Extracted data:
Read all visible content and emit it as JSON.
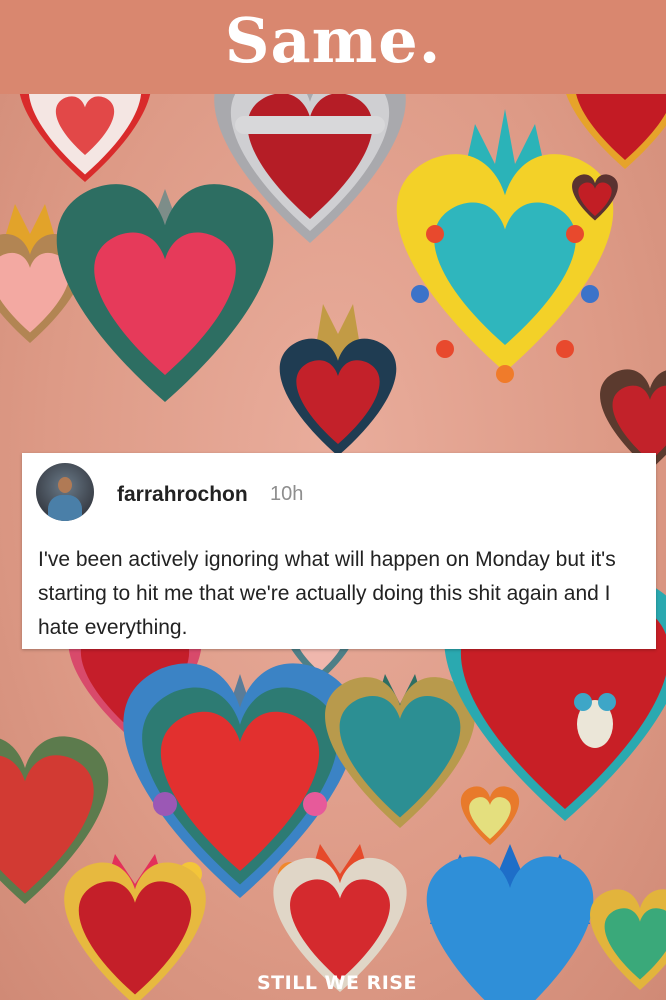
{
  "header": {
    "title": "Same."
  },
  "post": {
    "username": "farrahrochon",
    "time": "10h",
    "text": "I've been actively ignoring what will happen on Monday but it's starting to hit me that we're actually doing this shit again and I hate everything."
  },
  "watermark": "STILL WE RISE",
  "background": {
    "description_icons": [
      "sacred-heart-icon"
    ],
    "colors": {
      "header": "#d9876f",
      "backdrop": "#e2a390"
    }
  }
}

Objective:
Except for the pictures, print the data above exactly.

Finished exercise:
Read all visible content and emit it as JSON.
{
  "header": {
    "title": "Same."
  },
  "post": {
    "username": "farrahrochon",
    "time": "10h",
    "text": "I've been actively ignoring what will happen on Monday but it's starting to hit me that we're actually doing this shit again and I hate everything."
  },
  "watermark": "STILL WE RISE",
  "background": {
    "description_icons": [
      "sacred-heart-icon"
    ],
    "colors": {
      "header": "#d9876f",
      "backdrop": "#e2a390"
    }
  }
}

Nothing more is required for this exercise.